AIM> In your copy, include every line of the listing below exactly but none of the pictures.

PROVIDED DATA>

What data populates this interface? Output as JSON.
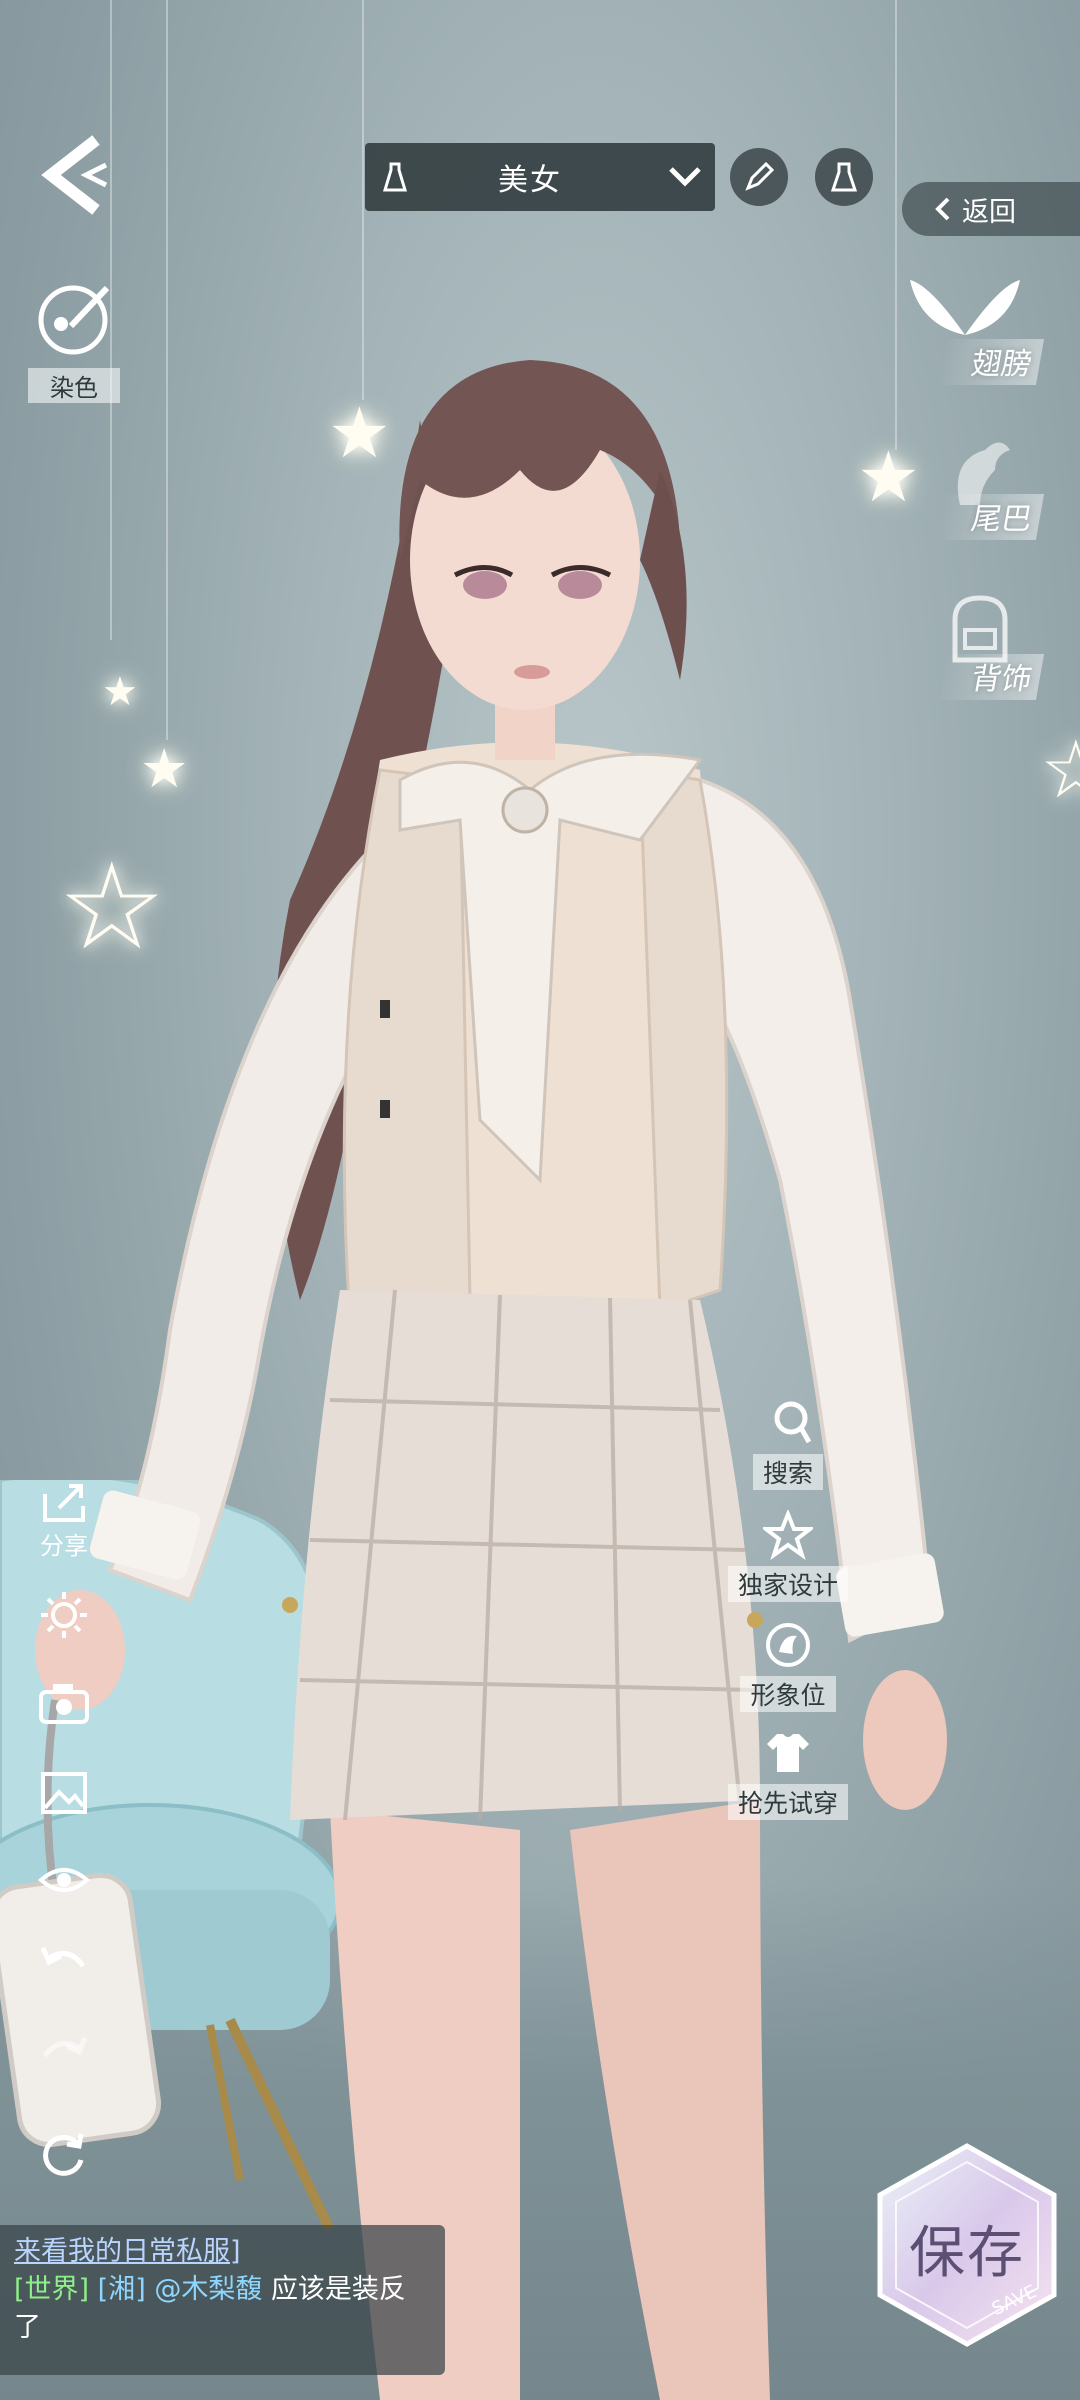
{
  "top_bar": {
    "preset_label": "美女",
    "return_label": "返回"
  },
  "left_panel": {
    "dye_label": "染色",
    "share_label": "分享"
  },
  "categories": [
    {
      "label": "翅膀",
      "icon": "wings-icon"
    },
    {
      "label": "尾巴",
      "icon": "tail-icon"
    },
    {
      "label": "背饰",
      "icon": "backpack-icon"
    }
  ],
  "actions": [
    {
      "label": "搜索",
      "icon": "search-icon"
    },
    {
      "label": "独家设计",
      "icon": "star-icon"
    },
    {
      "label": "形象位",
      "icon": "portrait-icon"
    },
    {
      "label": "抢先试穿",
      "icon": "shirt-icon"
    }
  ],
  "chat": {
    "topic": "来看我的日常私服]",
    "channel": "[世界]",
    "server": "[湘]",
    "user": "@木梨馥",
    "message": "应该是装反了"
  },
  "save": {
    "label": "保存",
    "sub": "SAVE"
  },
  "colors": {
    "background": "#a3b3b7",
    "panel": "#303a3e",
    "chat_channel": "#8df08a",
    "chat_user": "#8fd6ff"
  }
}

TASK SOLUTION>
What data populates this interface? Output as JSON.
{
  "top_bar": {
    "preset_label": "美女",
    "return_label": "返回"
  },
  "left_panel": {
    "dye_label": "染色",
    "share_label": "分享"
  },
  "categories": [
    {
      "label": "翅膀",
      "icon": "wings-icon"
    },
    {
      "label": "尾巴",
      "icon": "tail-icon"
    },
    {
      "label": "背饰",
      "icon": "backpack-icon"
    }
  ],
  "actions": [
    {
      "label": "搜索",
      "icon": "search-icon"
    },
    {
      "label": "独家设计",
      "icon": "star-icon"
    },
    {
      "label": "形象位",
      "icon": "portrait-icon"
    },
    {
      "label": "抢先试穿",
      "icon": "shirt-icon"
    }
  ],
  "chat": {
    "topic": "来看我的日常私服]",
    "channel": "[世界]",
    "server": "[湘]",
    "user": "@木梨馥",
    "message": "应该是装反了"
  },
  "save": {
    "label": "保存",
    "sub": "SAVE"
  },
  "colors": {
    "background": "#a3b3b7",
    "panel": "#303a3e",
    "chat_channel": "#8df08a",
    "chat_user": "#8fd6ff"
  }
}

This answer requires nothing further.